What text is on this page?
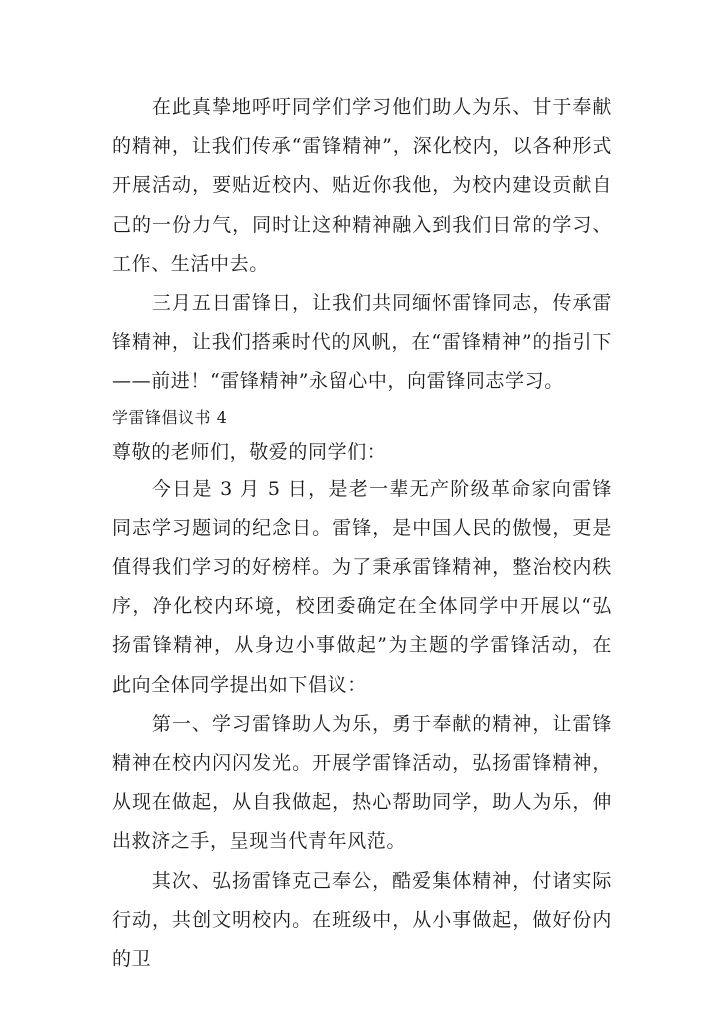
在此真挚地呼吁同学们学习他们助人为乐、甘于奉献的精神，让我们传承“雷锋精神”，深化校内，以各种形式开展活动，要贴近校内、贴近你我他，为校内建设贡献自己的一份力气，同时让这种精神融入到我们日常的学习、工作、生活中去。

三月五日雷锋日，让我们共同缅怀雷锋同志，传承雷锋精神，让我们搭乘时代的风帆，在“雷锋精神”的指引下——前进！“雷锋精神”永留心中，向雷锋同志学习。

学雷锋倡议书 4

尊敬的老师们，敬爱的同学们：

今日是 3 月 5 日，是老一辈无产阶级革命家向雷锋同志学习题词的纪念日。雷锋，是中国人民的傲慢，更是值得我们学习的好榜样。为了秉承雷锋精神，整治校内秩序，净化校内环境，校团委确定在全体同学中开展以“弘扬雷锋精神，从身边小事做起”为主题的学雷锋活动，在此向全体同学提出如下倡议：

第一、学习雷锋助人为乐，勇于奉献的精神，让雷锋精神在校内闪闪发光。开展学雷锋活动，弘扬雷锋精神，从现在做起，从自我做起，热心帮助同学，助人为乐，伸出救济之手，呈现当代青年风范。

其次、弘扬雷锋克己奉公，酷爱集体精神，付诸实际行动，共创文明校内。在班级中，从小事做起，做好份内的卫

◆ ◆ ◆ ◆

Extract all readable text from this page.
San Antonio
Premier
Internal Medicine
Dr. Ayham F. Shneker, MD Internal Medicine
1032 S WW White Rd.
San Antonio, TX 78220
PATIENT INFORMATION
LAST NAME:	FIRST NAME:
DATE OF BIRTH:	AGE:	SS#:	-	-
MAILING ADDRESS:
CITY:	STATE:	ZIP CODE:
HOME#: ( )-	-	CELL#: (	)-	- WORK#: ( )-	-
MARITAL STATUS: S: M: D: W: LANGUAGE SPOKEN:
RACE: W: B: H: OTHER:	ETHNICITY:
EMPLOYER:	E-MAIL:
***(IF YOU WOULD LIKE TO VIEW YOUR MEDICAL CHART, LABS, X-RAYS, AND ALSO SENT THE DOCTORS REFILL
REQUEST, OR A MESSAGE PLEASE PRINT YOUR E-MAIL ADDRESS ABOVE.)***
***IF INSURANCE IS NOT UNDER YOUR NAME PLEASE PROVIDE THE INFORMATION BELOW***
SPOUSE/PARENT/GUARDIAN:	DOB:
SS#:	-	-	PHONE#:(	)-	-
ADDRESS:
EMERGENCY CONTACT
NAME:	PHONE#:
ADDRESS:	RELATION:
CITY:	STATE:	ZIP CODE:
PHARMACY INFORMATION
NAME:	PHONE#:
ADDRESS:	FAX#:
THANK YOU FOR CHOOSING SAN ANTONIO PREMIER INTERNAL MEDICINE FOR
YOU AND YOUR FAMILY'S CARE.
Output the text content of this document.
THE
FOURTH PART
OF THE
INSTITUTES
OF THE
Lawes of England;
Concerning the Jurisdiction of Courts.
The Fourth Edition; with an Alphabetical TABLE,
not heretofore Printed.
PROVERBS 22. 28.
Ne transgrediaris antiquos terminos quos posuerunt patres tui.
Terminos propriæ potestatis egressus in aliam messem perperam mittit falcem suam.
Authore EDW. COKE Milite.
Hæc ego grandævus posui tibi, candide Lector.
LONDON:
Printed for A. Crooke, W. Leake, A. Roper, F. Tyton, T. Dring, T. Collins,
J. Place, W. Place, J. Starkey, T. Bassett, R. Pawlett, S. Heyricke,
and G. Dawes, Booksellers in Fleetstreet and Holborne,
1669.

◆ ◆ ◆ ◆

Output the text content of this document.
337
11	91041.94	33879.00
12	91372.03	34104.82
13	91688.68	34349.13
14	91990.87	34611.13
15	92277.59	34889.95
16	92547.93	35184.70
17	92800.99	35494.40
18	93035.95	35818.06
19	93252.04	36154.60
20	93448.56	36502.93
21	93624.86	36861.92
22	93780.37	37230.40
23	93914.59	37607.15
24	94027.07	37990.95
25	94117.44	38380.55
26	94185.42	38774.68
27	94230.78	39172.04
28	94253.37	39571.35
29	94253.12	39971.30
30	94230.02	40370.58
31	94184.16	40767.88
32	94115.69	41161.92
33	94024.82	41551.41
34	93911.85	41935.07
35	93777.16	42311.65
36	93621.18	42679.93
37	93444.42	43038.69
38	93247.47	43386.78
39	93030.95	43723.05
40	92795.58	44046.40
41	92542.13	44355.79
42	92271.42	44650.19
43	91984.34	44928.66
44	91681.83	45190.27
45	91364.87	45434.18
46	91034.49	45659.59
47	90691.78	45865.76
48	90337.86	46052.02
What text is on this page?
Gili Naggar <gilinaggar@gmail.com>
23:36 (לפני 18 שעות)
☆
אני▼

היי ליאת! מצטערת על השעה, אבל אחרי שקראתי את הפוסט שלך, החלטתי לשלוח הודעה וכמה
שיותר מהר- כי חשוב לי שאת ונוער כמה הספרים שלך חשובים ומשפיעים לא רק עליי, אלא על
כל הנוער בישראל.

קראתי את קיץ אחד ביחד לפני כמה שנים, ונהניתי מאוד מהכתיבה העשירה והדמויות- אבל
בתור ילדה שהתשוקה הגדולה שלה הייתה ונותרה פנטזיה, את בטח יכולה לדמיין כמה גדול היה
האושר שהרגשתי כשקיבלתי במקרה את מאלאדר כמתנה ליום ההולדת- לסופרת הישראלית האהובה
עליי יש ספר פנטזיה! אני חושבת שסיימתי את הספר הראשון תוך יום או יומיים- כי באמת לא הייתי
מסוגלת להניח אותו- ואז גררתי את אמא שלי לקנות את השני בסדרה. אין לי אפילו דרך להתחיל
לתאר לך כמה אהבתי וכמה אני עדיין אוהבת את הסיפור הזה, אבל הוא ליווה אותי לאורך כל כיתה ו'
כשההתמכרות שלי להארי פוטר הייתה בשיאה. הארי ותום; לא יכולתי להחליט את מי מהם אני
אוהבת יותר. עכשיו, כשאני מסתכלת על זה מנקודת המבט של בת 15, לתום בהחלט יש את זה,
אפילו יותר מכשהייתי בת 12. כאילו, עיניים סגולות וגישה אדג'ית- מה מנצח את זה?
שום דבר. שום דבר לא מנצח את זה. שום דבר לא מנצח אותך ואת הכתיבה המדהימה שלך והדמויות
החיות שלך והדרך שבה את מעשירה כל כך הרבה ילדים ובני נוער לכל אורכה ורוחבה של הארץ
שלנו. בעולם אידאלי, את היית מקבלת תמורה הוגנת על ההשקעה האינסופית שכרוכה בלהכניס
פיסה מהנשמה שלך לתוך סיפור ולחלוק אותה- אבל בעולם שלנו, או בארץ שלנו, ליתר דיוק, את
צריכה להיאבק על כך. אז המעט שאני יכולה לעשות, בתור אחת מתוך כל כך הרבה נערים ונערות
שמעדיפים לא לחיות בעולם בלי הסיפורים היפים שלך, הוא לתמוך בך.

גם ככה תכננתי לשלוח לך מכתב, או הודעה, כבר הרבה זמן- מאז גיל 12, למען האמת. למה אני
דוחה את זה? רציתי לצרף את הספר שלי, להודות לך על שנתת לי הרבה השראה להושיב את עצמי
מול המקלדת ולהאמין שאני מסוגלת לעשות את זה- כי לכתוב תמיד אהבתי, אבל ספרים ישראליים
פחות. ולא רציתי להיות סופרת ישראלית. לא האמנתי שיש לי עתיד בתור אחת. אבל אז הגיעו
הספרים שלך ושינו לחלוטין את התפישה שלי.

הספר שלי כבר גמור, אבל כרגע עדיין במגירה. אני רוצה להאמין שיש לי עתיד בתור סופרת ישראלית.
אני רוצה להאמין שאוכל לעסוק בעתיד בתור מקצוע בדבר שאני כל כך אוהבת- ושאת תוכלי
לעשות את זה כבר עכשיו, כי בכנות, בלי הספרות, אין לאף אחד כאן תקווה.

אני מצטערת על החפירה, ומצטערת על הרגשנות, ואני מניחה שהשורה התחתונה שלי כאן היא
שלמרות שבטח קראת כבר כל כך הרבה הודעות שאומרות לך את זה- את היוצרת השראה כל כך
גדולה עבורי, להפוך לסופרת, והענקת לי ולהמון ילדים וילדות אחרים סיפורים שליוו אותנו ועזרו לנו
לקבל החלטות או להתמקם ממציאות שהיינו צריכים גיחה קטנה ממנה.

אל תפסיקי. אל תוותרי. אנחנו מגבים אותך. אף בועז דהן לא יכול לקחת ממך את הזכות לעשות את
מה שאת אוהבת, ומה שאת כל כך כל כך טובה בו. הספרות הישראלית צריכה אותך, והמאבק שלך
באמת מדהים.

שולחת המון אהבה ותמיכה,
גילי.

◆ ◆ ◆ ◆

** Problem statement **
Count the lines that include the word "צריכה" and state the result as a bare number.

** Answer for this exercise **
2